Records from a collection
▶

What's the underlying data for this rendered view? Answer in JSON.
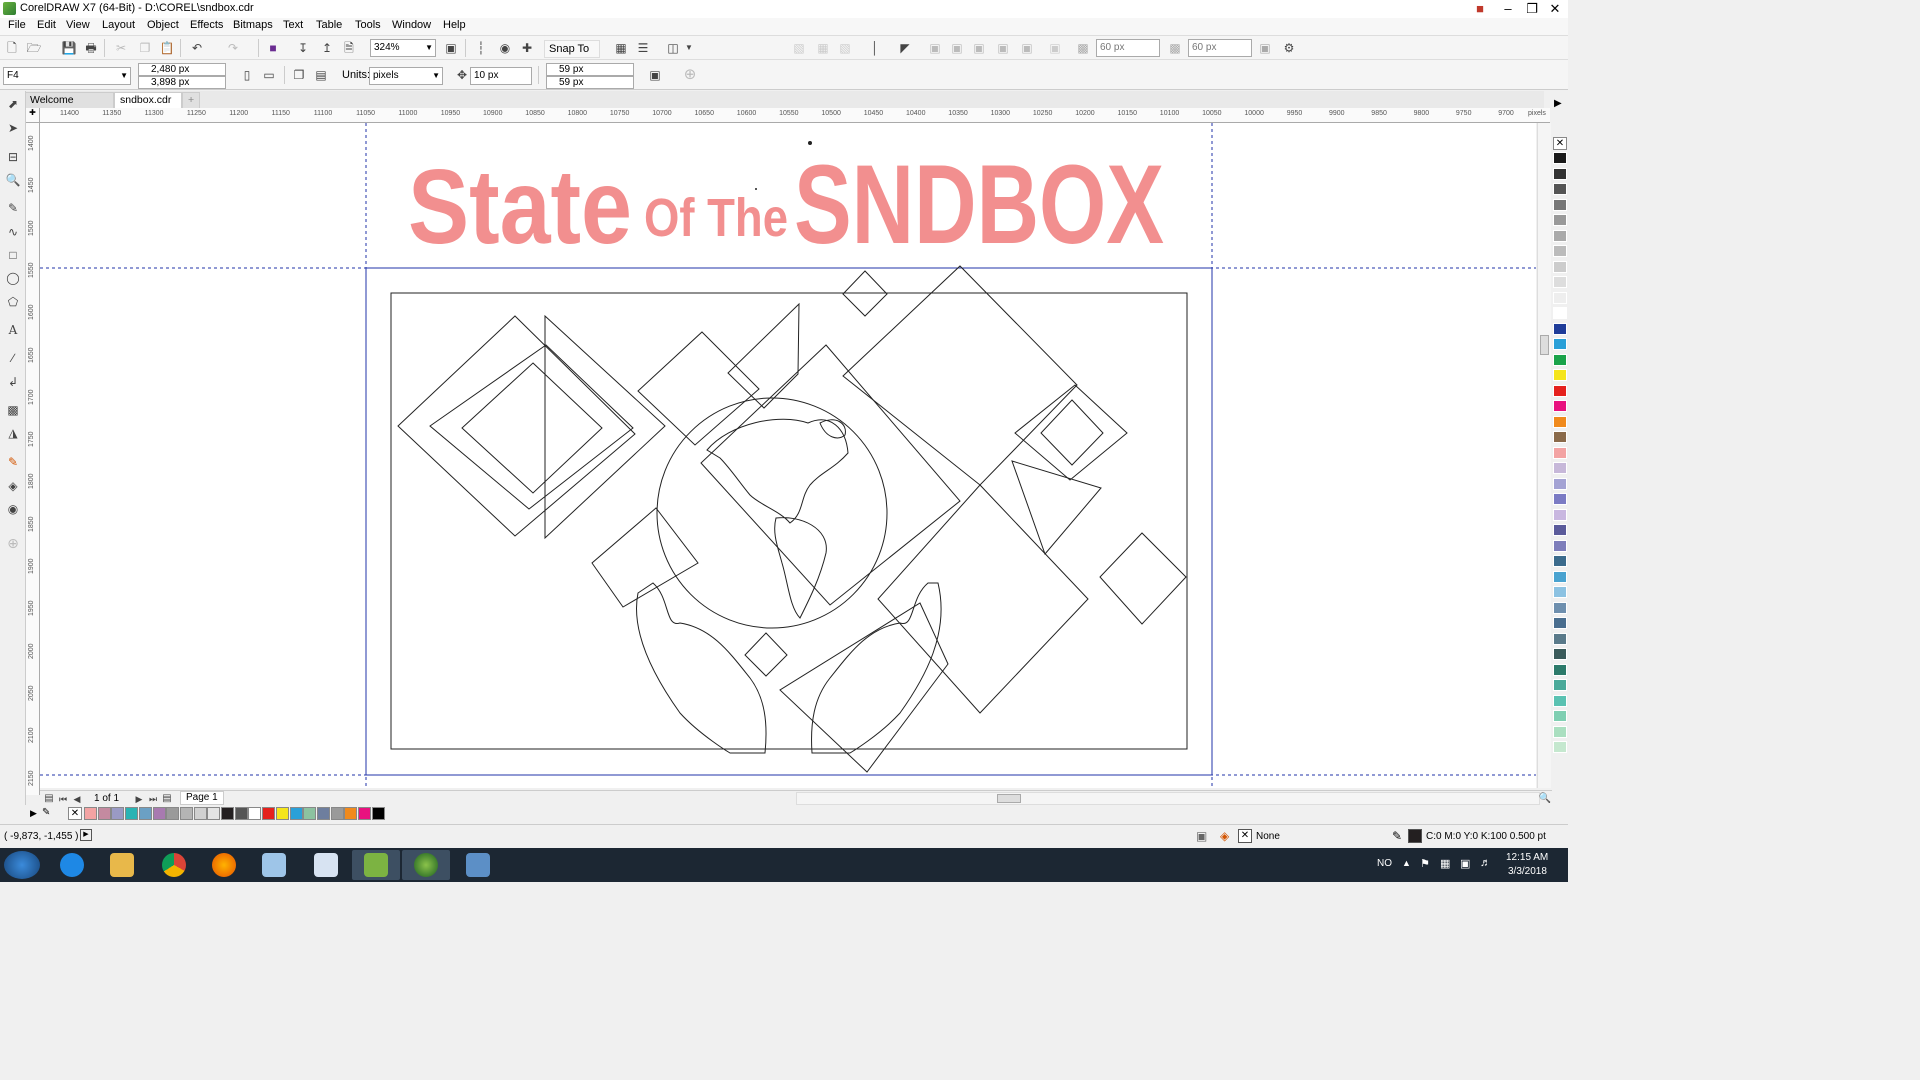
{
  "window": {
    "title": "CorelDRAW X7 (64-Bit) - D:\\COREL\\sndbox.cdr"
  },
  "menu": [
    "File",
    "Edit",
    "View",
    "Layout",
    "Object",
    "Effects",
    "Bitmaps",
    "Text",
    "Table",
    "Tools",
    "Window",
    "Help"
  ],
  "toolbar": {
    "zoom": "324%",
    "snap_label": "Snap To",
    "nudge_w": "60 px",
    "nudge_h": "60 px"
  },
  "property_bar": {
    "page_size": "F4",
    "width": "2,480 px",
    "height": "3,898 px",
    "units_label": "Units:",
    "units_value": "pixels",
    "nudge": "10 px",
    "dup_x": "59 px",
    "dup_y": "59 px"
  },
  "tabs": [
    {
      "label": "Welcome Screen",
      "active": false
    },
    {
      "label": "sndbox.cdr",
      "active": true
    }
  ],
  "hruler": {
    "ticks": [
      "11400",
      "11350",
      "11300",
      "11250",
      "11200",
      "11150",
      "11100",
      "11050",
      "11000",
      "10950",
      "10900",
      "10850",
      "10800",
      "10750",
      "10700",
      "10650",
      "10600",
      "10550",
      "10500",
      "10450",
      "10400",
      "10350",
      "10300",
      "10250",
      "10200",
      "10150",
      "10100",
      "10050",
      "10000",
      "9950",
      "9900",
      "9850",
      "9800",
      "9750",
      "9700"
    ],
    "unit": "pixels"
  },
  "vruler": {
    "ticks": [
      "1400",
      "1450",
      "1500",
      "1550",
      "1600",
      "1650",
      "1700",
      "1750",
      "1800",
      "1850",
      "1900",
      "1950",
      "2000",
      "2050",
      "2100",
      "2150"
    ],
    "unit": "pixels"
  },
  "artwork": {
    "title_word1": "State",
    "title_small": "Of The",
    "title_word2": "SNDBOX",
    "title_color": "#f28f8f"
  },
  "page_nav": {
    "count": "1 of 1",
    "page_tab": "Page 1"
  },
  "status": {
    "cursor": "( -9,873, -1,455 )",
    "fill": "None",
    "outline": "C:0 M:0 Y:0 K:100  0.500 pt",
    "lang": "NO"
  },
  "clock": {
    "time": "12:15 AM",
    "date": "3/3/2018"
  },
  "palette_colors": [
    "#1a1a1a",
    "#333",
    "#555",
    "#777",
    "#999",
    "#aaa",
    "#bbb",
    "#ccc",
    "#ddd",
    "#eee",
    "#fff",
    "#1f3c99",
    "#2aa0d8",
    "#1aa34a",
    "#f5e51b",
    "#e5211d",
    "#e8127f",
    "#f08a1d",
    "#8a6a4a",
    "#f3a3a3",
    "#c7b8d9",
    "#a4a3d4",
    "#7b7bc4",
    "#c9b7e0",
    "#5b5b9b",
    "#7e7ebb",
    "#3b6b8c",
    "#4aa3d0",
    "#8cc2e2",
    "#6e8fae",
    "#4a6e8f",
    "#5a7a8a",
    "#3a5a5a",
    "#2c7a6a",
    "#4aaa9a",
    "#5ac2b2",
    "#7fcfb2",
    "#aadfc0",
    "#c5e8cf"
  ],
  "doc_palette": [
    "#f3a3a3",
    "#c48aa0",
    "#9a9ac4",
    "#2ab3b3",
    "#6ba0c4",
    "#a87ab0",
    "#9a9a9a",
    "#b4b4b4",
    "#d0d0d0",
    "#e4e4e4",
    "#231f20",
    "#555",
    "#fff",
    "#e5211d",
    "#f5e51b",
    "#2aa0d8",
    "#8cc2a0",
    "#6e7e9e",
    "#9a9a9a",
    "#f08a1d",
    "#e8127f",
    "#000"
  ]
}
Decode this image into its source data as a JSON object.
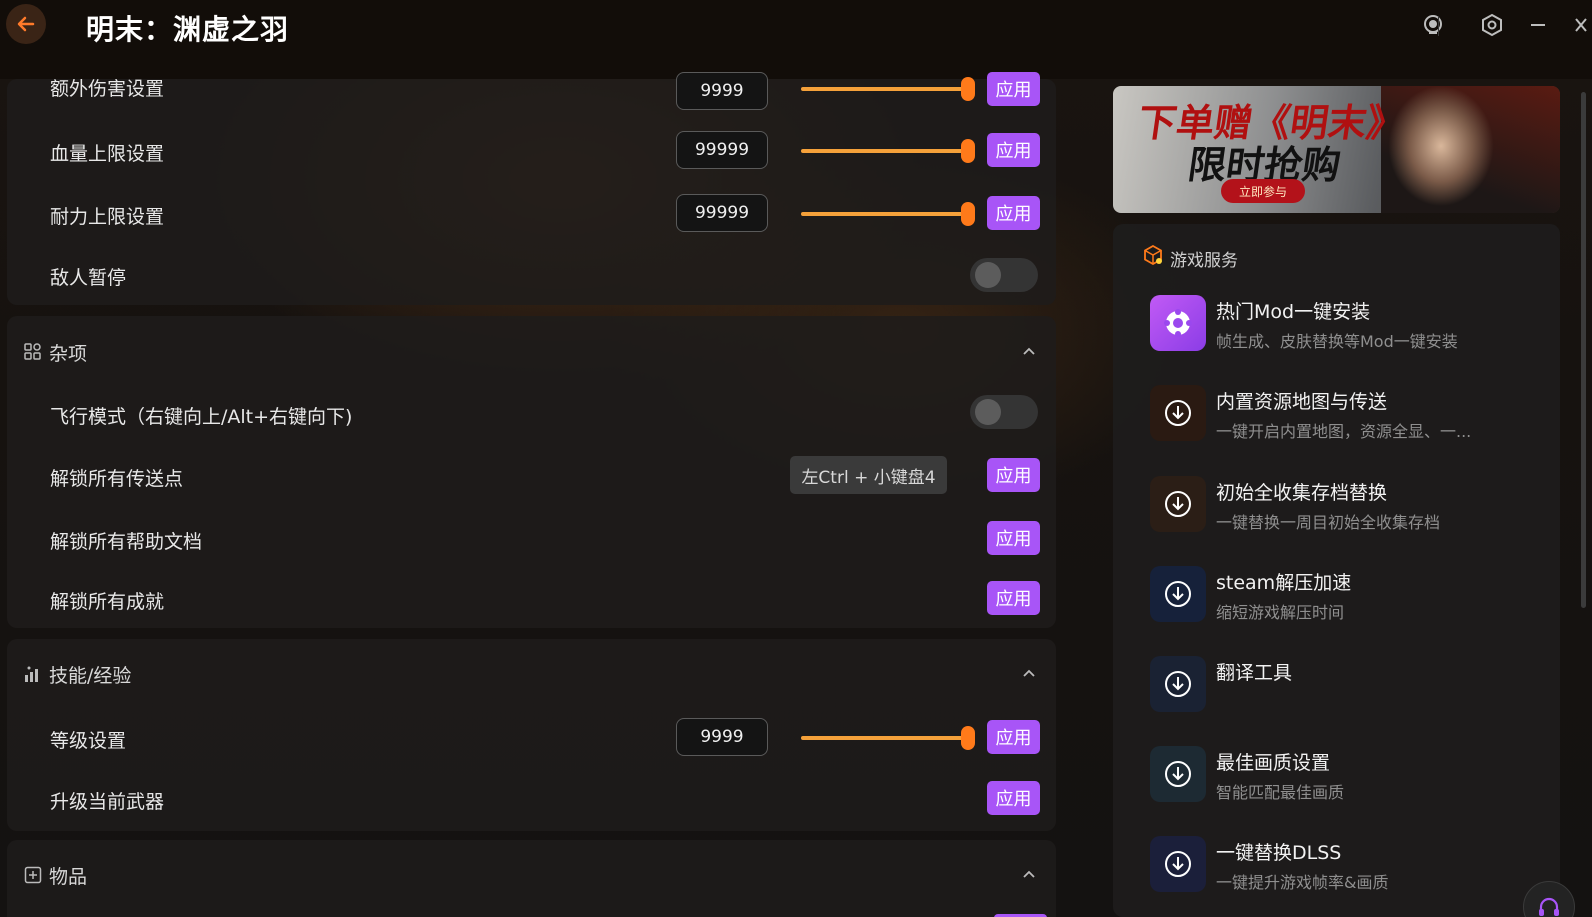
{
  "app": {
    "title": "明末：渊虚之羽"
  },
  "colors": {
    "accent": "#a855f7",
    "slider": "#ff7a1a",
    "back": "#ff7a2a"
  },
  "top_rows": [
    {
      "label": "额外伤害设置",
      "value": "9999",
      "slider_fraction": 1.0,
      "apply": "应用"
    },
    {
      "label": "血量上限设置",
      "value": "99999",
      "slider_fraction": 1.0,
      "apply": "应用"
    },
    {
      "label": "耐力上限设置",
      "value": "99999",
      "slider_fraction": 1.0,
      "apply": "应用"
    },
    {
      "label": "敌人暂停",
      "toggle": false
    }
  ],
  "sections": {
    "misc": {
      "title": "杂项",
      "icon": "grid-icon",
      "rows": [
        {
          "label": "飞行模式（右键向上/Alt+右键向下)",
          "toggle": false
        },
        {
          "label": "解锁所有传送点",
          "hotkey": "左Ctrl + 小键盘4",
          "apply": "应用"
        },
        {
          "label": "解锁所有帮助文档",
          "apply": "应用"
        },
        {
          "label": "解锁所有成就",
          "apply": "应用"
        }
      ]
    },
    "skills": {
      "title": "技能/经验",
      "icon": "bar-chart-icon",
      "rows": [
        {
          "label": "等级设置",
          "value": "9999",
          "slider_fraction": 1.0,
          "apply": "应用"
        },
        {
          "label": "升级当前武器",
          "apply": "应用"
        }
      ]
    },
    "items": {
      "title": "物品",
      "icon": "box-plus-icon"
    }
  },
  "banner": {
    "line1": "下单赠《明末》",
    "line2": "限时抢购",
    "cta": "立即参与"
  },
  "services": {
    "title": "游戏服务",
    "items": [
      {
        "name": "热门Mod一键安装",
        "desc": "帧生成、皮肤替换等Mod一键安装",
        "icon": "mod-icon"
      },
      {
        "name": "内置资源地图与传送",
        "desc": "一键开启内置地图，资源全显、一...",
        "icon": "download-icon"
      },
      {
        "name": "初始全收集存档替换",
        "desc": "一键替换一周目初始全收集存档",
        "icon": "download-icon"
      },
      {
        "name": "steam解压加速",
        "desc": "缩短游戏解压时间",
        "icon": "download-icon"
      },
      {
        "name": "翻译工具",
        "desc": "",
        "icon": "download-icon"
      },
      {
        "name": "最佳画质设置",
        "desc": "智能匹配最佳画质",
        "icon": "download-icon"
      },
      {
        "name": "一键替换DLSS",
        "desc": "一键提升游戏帧率&画质",
        "icon": "download-icon"
      }
    ]
  }
}
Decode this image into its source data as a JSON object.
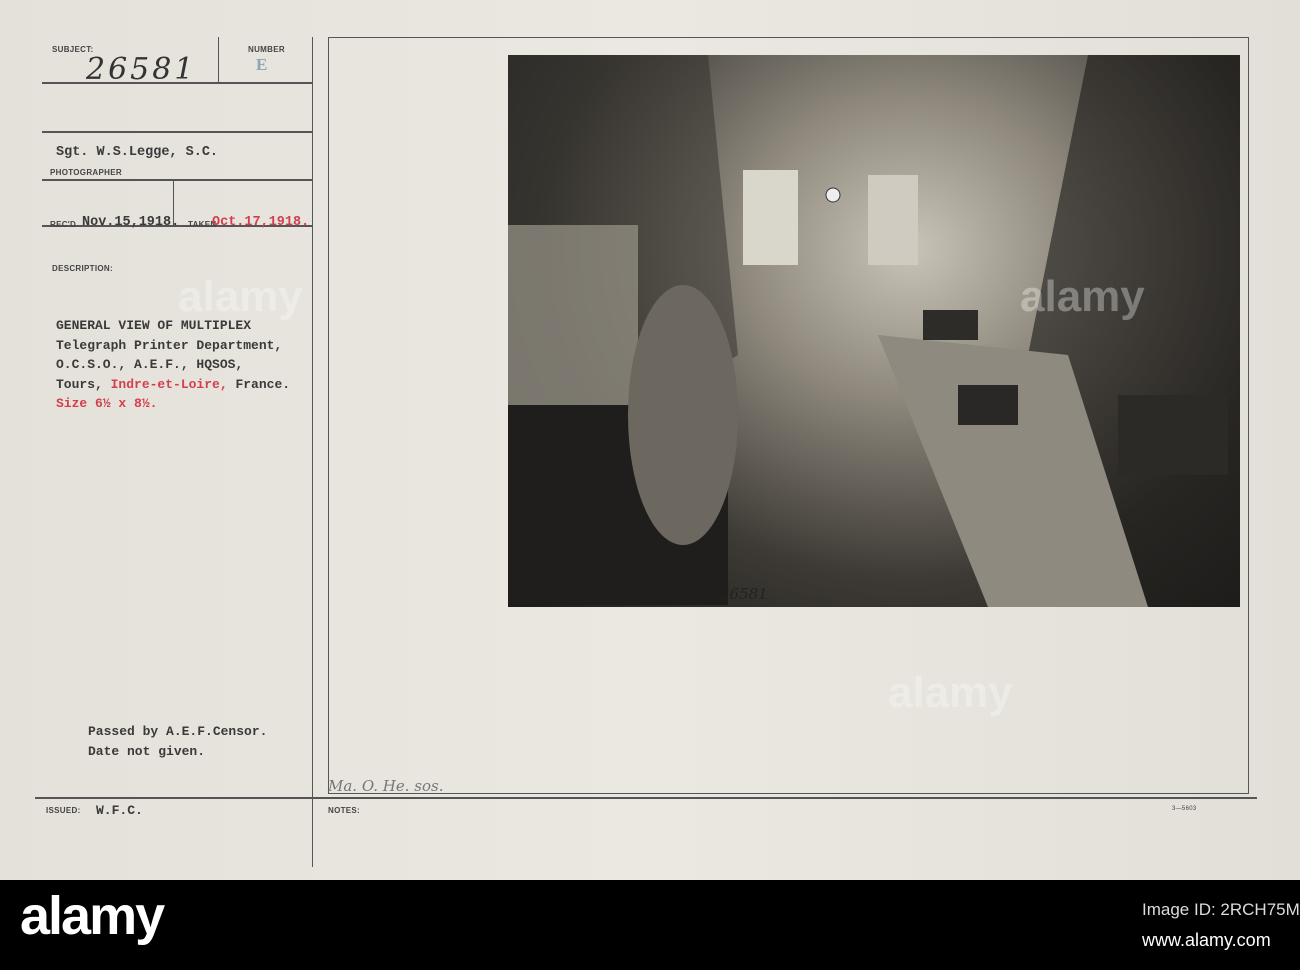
{
  "card": {
    "subject_label": "SUBJECT:",
    "subject_number": "26581",
    "number_label": "NUMBER",
    "number_stamp": "E",
    "photographer": "Sgt. W.S.Legge, S.C.",
    "photographer_label": "PHOTOGRAPHER",
    "recd_label": "REC'D",
    "recd_date": "Nov.15,1918.",
    "taken_label": "TAKEN",
    "taken_date": "Oct.17,1918.",
    "description_label": "DESCRIPTION:",
    "description_lines": [
      "GENERAL VIEW OF MULTIPLEX",
      "Telegraph Printer Department,",
      "O.C.S.O., A.E.F., HQSOS,"
    ],
    "description_line4_a": "Tours, ",
    "description_line4_red": "Indre-et-Loire,",
    "description_line4_b": " France.",
    "size": "Size 6½ x 8½.",
    "censor_lines": [
      "Passed by A.E.F.Censor.",
      "Date not given."
    ],
    "issued_label": "ISSUED:",
    "issued_value": "W.F.C.",
    "notes_label": "NOTES:",
    "notes_handwriting": "Ma. O. He. sos.",
    "form_number": "3—5603",
    "photo_caption": "26581"
  },
  "watermark": {
    "brand": "alamy",
    "image_id": "Image ID: 2RCH75M",
    "url": "www.alamy.com"
  }
}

◀

- **GIVEN TASK**
Exact duplication of all the records is required; pictures are omitted from the copy.

- **THE ANSWER**
What's the underlying data for this rendered view? Answer in JSON.
{
  "window": {
    "title": "CorelDRAW X7 (64-Bit) - D:\\COREL\\sndbox.cdr"
  },
  "menu": [
    "File",
    "Edit",
    "View",
    "Layout",
    "Object",
    "Effects",
    "Bitmaps",
    "Text",
    "Table",
    "Tools",
    "Window",
    "Help"
  ],
  "toolbar": {
    "zoom": "324%",
    "snap_label": "Snap To",
    "nudge_w": "60 px",
    "nudge_h": "60 px"
  },
  "property_bar": {
    "page_size": "F4",
    "width": "2,480 px",
    "height": "3,898 px",
    "units_label": "Units:",
    "units_value": "pixels",
    "nudge": "10 px",
    "dup_x": "59 px",
    "dup_y": "59 px"
  },
  "tabs": [
    {
      "label": "Welcome Screen",
      "active": false
    },
    {
      "label": "sndbox.cdr",
      "active": true
    }
  ],
  "hruler": {
    "ticks": [
      "11400",
      "11350",
      "11300",
      "11250",
      "11200",
      "11150",
      "11100",
      "11050",
      "11000",
      "10950",
      "10900",
      "10850",
      "10800",
      "10750",
      "10700",
      "10650",
      "10600",
      "10550",
      "10500",
      "10450",
      "10400",
      "10350",
      "10300",
      "10250",
      "10200",
      "10150",
      "10100",
      "10050",
      "10000",
      "9950",
      "9900",
      "9850",
      "9800",
      "9750",
      "9700"
    ],
    "unit": "pixels"
  },
  "vruler": {
    "ticks": [
      "1400",
      "1450",
      "1500",
      "1550",
      "1600",
      "1650",
      "1700",
      "1750",
      "1800",
      "1850",
      "1900",
      "1950",
      "2000",
      "2050",
      "2100",
      "2150"
    ],
    "unit": "pixels"
  },
  "artwork": {
    "title_word1": "State",
    "title_small": "Of The",
    "title_word2": "SNDBOX",
    "title_color": "#f28f8f"
  },
  "page_nav": {
    "count": "1 of 1",
    "page_tab": "Page 1"
  },
  "status": {
    "cursor": "( -9,873, -1,455 )",
    "fill": "None",
    "outline": "C:0 M:0 Y:0 K:100  0.500 pt",
    "lang": "NO"
  },
  "clock": {
    "time": "12:15 AM",
    "date": "3/3/2018"
  },
  "palette_colors": [
    "#1a1a1a",
    "#333",
    "#555",
    "#777",
    "#999",
    "#aaa",
    "#bbb",
    "#ccc",
    "#ddd",
    "#eee",
    "#fff",
    "#1f3c99",
    "#2aa0d8",
    "#1aa34a",
    "#f5e51b",
    "#e5211d",
    "#e8127f",
    "#f08a1d",
    "#8a6a4a",
    "#f3a3a3",
    "#c7b8d9",
    "#a4a3d4",
    "#7b7bc4",
    "#c9b7e0",
    "#5b5b9b",
    "#7e7ebb",
    "#3b6b8c",
    "#4aa3d0",
    "#8cc2e2",
    "#6e8fae",
    "#4a6e8f",
    "#5a7a8a",
    "#3a5a5a",
    "#2c7a6a",
    "#4aaa9a",
    "#5ac2b2",
    "#7fcfb2",
    "#aadfc0",
    "#c5e8cf"
  ],
  "doc_palette": [
    "#f3a3a3",
    "#c48aa0",
    "#9a9ac4",
    "#2ab3b3",
    "#6ba0c4",
    "#a87ab0",
    "#9a9a9a",
    "#b4b4b4",
    "#d0d0d0",
    "#e4e4e4",
    "#231f20",
    "#555",
    "#fff",
    "#e5211d",
    "#f5e51b",
    "#2aa0d8",
    "#8cc2a0",
    "#6e7e9e",
    "#9a9a9a",
    "#f08a1d",
    "#e8127f",
    "#000"
  ]
}
Decode this image into its source data as a JSON object.
{
  "app": {
    "title": "明末：渊虚之羽"
  },
  "colors": {
    "accent": "#a855f7",
    "slider": "#ff7a1a",
    "back": "#ff7a2a"
  },
  "top_rows": [
    {
      "label": "额外伤害设置",
      "value": "9999",
      "slider_fraction": 1.0,
      "apply": "应用"
    },
    {
      "label": "血量上限设置",
      "value": "99999",
      "slider_fraction": 1.0,
      "apply": "应用"
    },
    {
      "label": "耐力上限设置",
      "value": "99999",
      "slider_fraction": 1.0,
      "apply": "应用"
    },
    {
      "label": "敌人暂停",
      "toggle": false
    }
  ],
  "sections": {
    "misc": {
      "title": "杂项",
      "icon": "grid-icon",
      "rows": [
        {
          "label": "飞行模式（右键向上/Alt+右键向下)",
          "toggle": false
        },
        {
          "label": "解锁所有传送点",
          "hotkey": "左Ctrl + 小键盘4",
          "apply": "应用"
        },
        {
          "label": "解锁所有帮助文档",
          "apply": "应用"
        },
        {
          "label": "解锁所有成就",
          "apply": "应用"
        }
      ]
    },
    "skills": {
      "title": "技能/经验",
      "icon": "bar-chart-icon",
      "rows": [
        {
          "label": "等级设置",
          "value": "9999",
          "slider_fraction": 1.0,
          "apply": "应用"
        },
        {
          "label": "升级当前武器",
          "apply": "应用"
        }
      ]
    },
    "items": {
      "title": "物品",
      "icon": "box-plus-icon"
    }
  },
  "banner": {
    "line1": "下单赠《明末》",
    "line2": "限时抢购",
    "cta": "立即参与"
  },
  "services": {
    "title": "游戏服务",
    "items": [
      {
        "name": "热门Mod一键安装",
        "desc": "帧生成、皮肤替换等Mod一键安装",
        "icon": "mod-icon"
      },
      {
        "name": "内置资源地图与传送",
        "desc": "一键开启内置地图，资源全显、一...",
        "icon": "download-icon"
      },
      {
        "name": "初始全收集存档替换",
        "desc": "一键替换一周目初始全收集存档",
        "icon": "download-icon"
      },
      {
        "name": "steam解压加速",
        "desc": "缩短游戏解压时间",
        "icon": "download-icon"
      },
      {
        "name": "翻译工具",
        "desc": "",
        "icon": "download-icon"
      },
      {
        "name": "最佳画质设置",
        "desc": "智能匹配最佳画质",
        "icon": "download-icon"
      },
      {
        "name": "一键替换DLSS",
        "desc": "一键提升游戏帧率&画质",
        "icon": "download-icon"
      }
    ]
  }
}
Decode this image into its source data as a JSON object.
{
  "card": {
    "subject_label": "SUBJECT:",
    "subject_number": "26581",
    "number_label": "NUMBER",
    "number_stamp": "E",
    "photographer": "Sgt. W.S.Legge, S.C.",
    "photographer_label": "PHOTOGRAPHER",
    "recd_label": "REC'D",
    "recd_date": "Nov.15,1918.",
    "taken_label": "TAKEN",
    "taken_date": "Oct.17,1918.",
    "description_label": "DESCRIPTION:",
    "description_lines": [
      "GENERAL VIEW OF MULTIPLEX",
      "Telegraph Printer Department,",
      "O.C.S.O., A.E.F., HQSOS,"
    ],
    "description_line4_a": "Tours, ",
    "description_line4_red": "Indre-et-Loire,",
    "description_line4_b": " France.",
    "size": "Size 6½ x 8½.",
    "censor_lines": [
      "Passed by A.E.F.Censor.",
      "Date not given."
    ],
    "issued_label": "ISSUED:",
    "issued_value": "W.F.C.",
    "notes_label": "NOTES:",
    "notes_handwriting": "Ma. O. He. sos.",
    "form_number": "3—5603",
    "photo_caption": "26581"
  },
  "watermark": {
    "brand": "alamy",
    "image_id": "Image ID: 2RCH75M",
    "url": "www.alamy.com"
  }
}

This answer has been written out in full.